# START OF Record excerpts

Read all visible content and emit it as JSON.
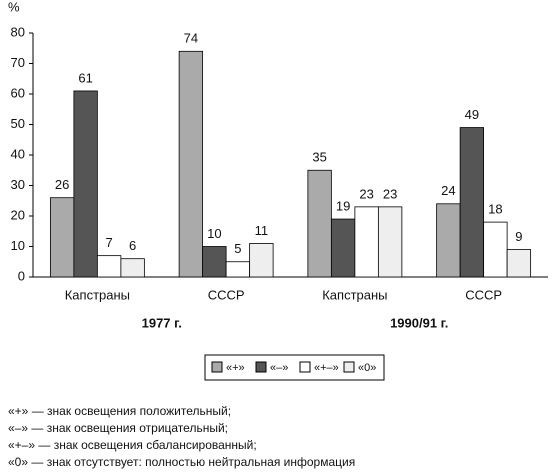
{
  "chart_data": {
    "type": "bar",
    "y_label": "%",
    "categories": [
      "Капстраны",
      "СССР",
      "Капстраны",
      "СССР"
    ],
    "periods": [
      "1977 г.",
      "1990/91 г."
    ],
    "series": [
      {
        "name": "«+»",
        "color": "#aaaaaa",
        "values": [
          26,
          74,
          35,
          24
        ]
      },
      {
        "name": "«–»",
        "color": "#555555",
        "values": [
          61,
          10,
          19,
          49
        ]
      },
      {
        "name": "«+–»",
        "color": "#ffffff",
        "values": [
          7,
          5,
          23,
          18
        ]
      },
      {
        "name": "«0»",
        "color": "#eeeeee",
        "values": [
          6,
          11,
          23,
          9
        ]
      }
    ],
    "ylim": [
      0,
      80
    ],
    "yticks": [
      0,
      10,
      20,
      30,
      40,
      50,
      60,
      70,
      80
    ],
    "notes": [
      "«+» — знак освещения положительный;",
      "«–» — знак освещения отрицательный;",
      "«+–» — знак освещения сбалансированный;",
      "«0» — знак отсутствует: полностью нейтральная информация"
    ]
  }
}
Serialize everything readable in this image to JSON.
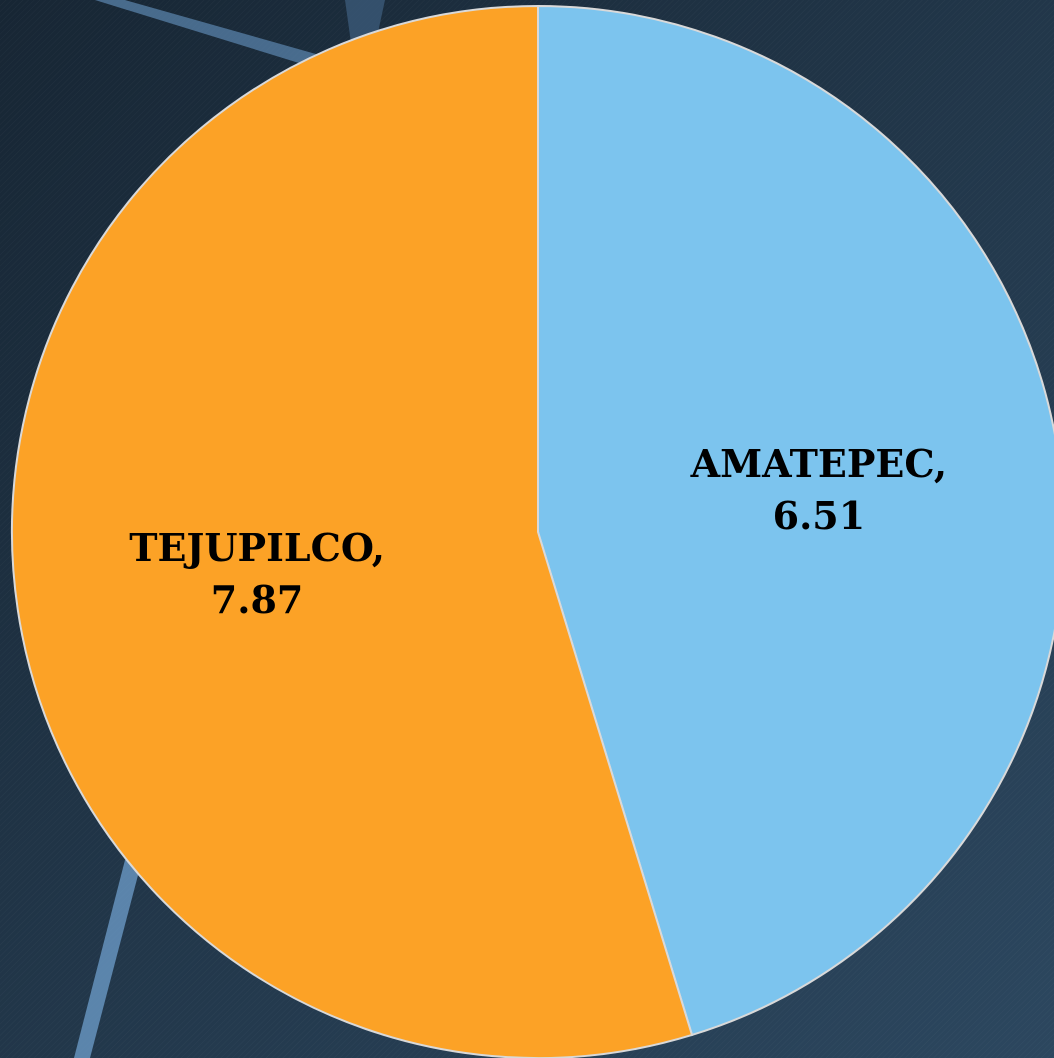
{
  "chart_data": {
    "type": "pie",
    "categories": [
      "AMATEPEC",
      "TEJUPILCO"
    ],
    "values": [
      6.51,
      7.87
    ],
    "value_labels": [
      "AMATEPEC, 6.51",
      "TEJUPILCO, 7.87"
    ],
    "colors": [
      "#7cc4ee",
      "#fca226"
    ],
    "start_angle": 0,
    "direction": "clockwise"
  }
}
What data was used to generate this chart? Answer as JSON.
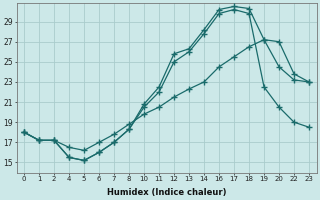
{
  "xlabel": "Humidex (Indice chaleur)",
  "ylabel": "",
  "bg_color": "#cce8e8",
  "grid_color": "#aacccc",
  "line_color": "#1a6b6b",
  "xtick_labels": [
    "0",
    "1",
    "2",
    "4",
    "5",
    "6",
    "7",
    "8",
    "10",
    "11",
    "12",
    "13",
    "14",
    "16",
    "17",
    "18",
    "19",
    "20",
    "22",
    "23"
  ],
  "yticks": [
    15,
    17,
    19,
    21,
    23,
    25,
    27,
    29
  ],
  "ylim": [
    14.0,
    30.8
  ],
  "series": [
    {
      "xi": [
        0,
        1,
        2,
        3,
        4,
        5,
        6,
        7,
        8,
        9,
        10,
        11,
        12,
        13,
        14,
        15,
        16,
        17,
        18,
        19
      ],
      "y": [
        18.0,
        17.2,
        17.2,
        15.5,
        15.2,
        16.0,
        17.0,
        18.3,
        20.8,
        22.5,
        25.8,
        26.3,
        28.2,
        30.2,
        30.5,
        30.3,
        27.2,
        24.5,
        23.2,
        23.0
      ]
    },
    {
      "xi": [
        0,
        1,
        2,
        3,
        4,
        5,
        6,
        7,
        8,
        9,
        10,
        11,
        12,
        13,
        14,
        15,
        16,
        17,
        18,
        19
      ],
      "y": [
        18.0,
        17.2,
        17.2,
        15.5,
        15.2,
        16.0,
        17.0,
        18.3,
        20.5,
        22.0,
        25.0,
        26.0,
        27.8,
        29.8,
        30.2,
        29.8,
        22.5,
        20.5,
        19.0,
        18.5
      ]
    },
    {
      "xi": [
        0,
        1,
        2,
        3,
        4,
        5,
        6,
        7,
        8,
        9,
        10,
        11,
        12,
        13,
        14,
        15,
        16,
        17,
        18,
        19
      ],
      "y": [
        18.0,
        17.2,
        17.2,
        16.5,
        16.2,
        17.0,
        17.8,
        18.8,
        19.8,
        20.5,
        21.5,
        22.3,
        23.0,
        24.5,
        25.5,
        26.5,
        27.2,
        27.0,
        23.8,
        23.0
      ]
    }
  ]
}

# END OF Record excerpts

§ Required task: Without the pictures, return the entries exactly as they appear.

§ Result of this task:
Read all visible content and emit it as JSON.
{
  "chart_data": {
    "type": "bar",
    "y_label": "%",
    "categories": [
      "Капстраны",
      "СССР",
      "Капстраны",
      "СССР"
    ],
    "periods": [
      "1977 г.",
      "1990/91 г."
    ],
    "series": [
      {
        "name": "«+»",
        "color": "#aaaaaa",
        "values": [
          26,
          74,
          35,
          24
        ]
      },
      {
        "name": "«–»",
        "color": "#555555",
        "values": [
          61,
          10,
          19,
          49
        ]
      },
      {
        "name": "«+–»",
        "color": "#ffffff",
        "values": [
          7,
          5,
          23,
          18
        ]
      },
      {
        "name": "«0»",
        "color": "#eeeeee",
        "values": [
          6,
          11,
          23,
          9
        ]
      }
    ],
    "ylim": [
      0,
      80
    ],
    "yticks": [
      0,
      10,
      20,
      30,
      40,
      50,
      60,
      70,
      80
    ],
    "notes": [
      "«+» — знак освещения положительный;",
      "«–» — знак освещения отрицательный;",
      "«+–» — знак освещения сбалансированный;",
      "«0» — знак отсутствует: полностью нейтральная информация"
    ]
  }
}
Serialize everything readable in this image to JSON.
{
  "chart_data": {
    "type": "pie",
    "categories": [
      "AMATEPEC",
      "TEJUPILCO"
    ],
    "values": [
      6.51,
      7.87
    ],
    "value_labels": [
      "AMATEPEC, 6.51",
      "TEJUPILCO, 7.87"
    ],
    "colors": [
      "#7cc4ee",
      "#fca226"
    ],
    "start_angle": 0,
    "direction": "clockwise"
  }
}
What data was used to generate this chart? Answer as JSON.
{
  "xlabel": "Humidex (Indice chaleur)",
  "ylabel": "",
  "bg_color": "#cce8e8",
  "grid_color": "#aacccc",
  "line_color": "#1a6b6b",
  "xtick_labels": [
    "0",
    "1",
    "2",
    "4",
    "5",
    "6",
    "7",
    "8",
    "10",
    "11",
    "12",
    "13",
    "14",
    "16",
    "17",
    "18",
    "19",
    "20",
    "22",
    "23"
  ],
  "yticks": [
    15,
    17,
    19,
    21,
    23,
    25,
    27,
    29
  ],
  "ylim": [
    14.0,
    30.8
  ],
  "series": [
    {
      "xi": [
        0,
        1,
        2,
        3,
        4,
        5,
        6,
        7,
        8,
        9,
        10,
        11,
        12,
        13,
        14,
        15,
        16,
        17,
        18,
        19
      ],
      "y": [
        18.0,
        17.2,
        17.2,
        15.5,
        15.2,
        16.0,
        17.0,
        18.3,
        20.8,
        22.5,
        25.8,
        26.3,
        28.2,
        30.2,
        30.5,
        30.3,
        27.2,
        24.5,
        23.2,
        23.0
      ]
    },
    {
      "xi": [
        0,
        1,
        2,
        3,
        4,
        5,
        6,
        7,
        8,
        9,
        10,
        11,
        12,
        13,
        14,
        15,
        16,
        17,
        18,
        19
      ],
      "y": [
        18.0,
        17.2,
        17.2,
        15.5,
        15.2,
        16.0,
        17.0,
        18.3,
        20.5,
        22.0,
        25.0,
        26.0,
        27.8,
        29.8,
        30.2,
        29.8,
        22.5,
        20.5,
        19.0,
        18.5
      ]
    },
    {
      "xi": [
        0,
        1,
        2,
        3,
        4,
        5,
        6,
        7,
        8,
        9,
        10,
        11,
        12,
        13,
        14,
        15,
        16,
        17,
        18,
        19
      ],
      "y": [
        18.0,
        17.2,
        17.2,
        16.5,
        16.2,
        17.0,
        17.8,
        18.8,
        19.8,
        20.5,
        21.5,
        22.3,
        23.0,
        24.5,
        25.5,
        26.5,
        27.2,
        27.0,
        23.8,
        23.0
      ]
    }
  ]
}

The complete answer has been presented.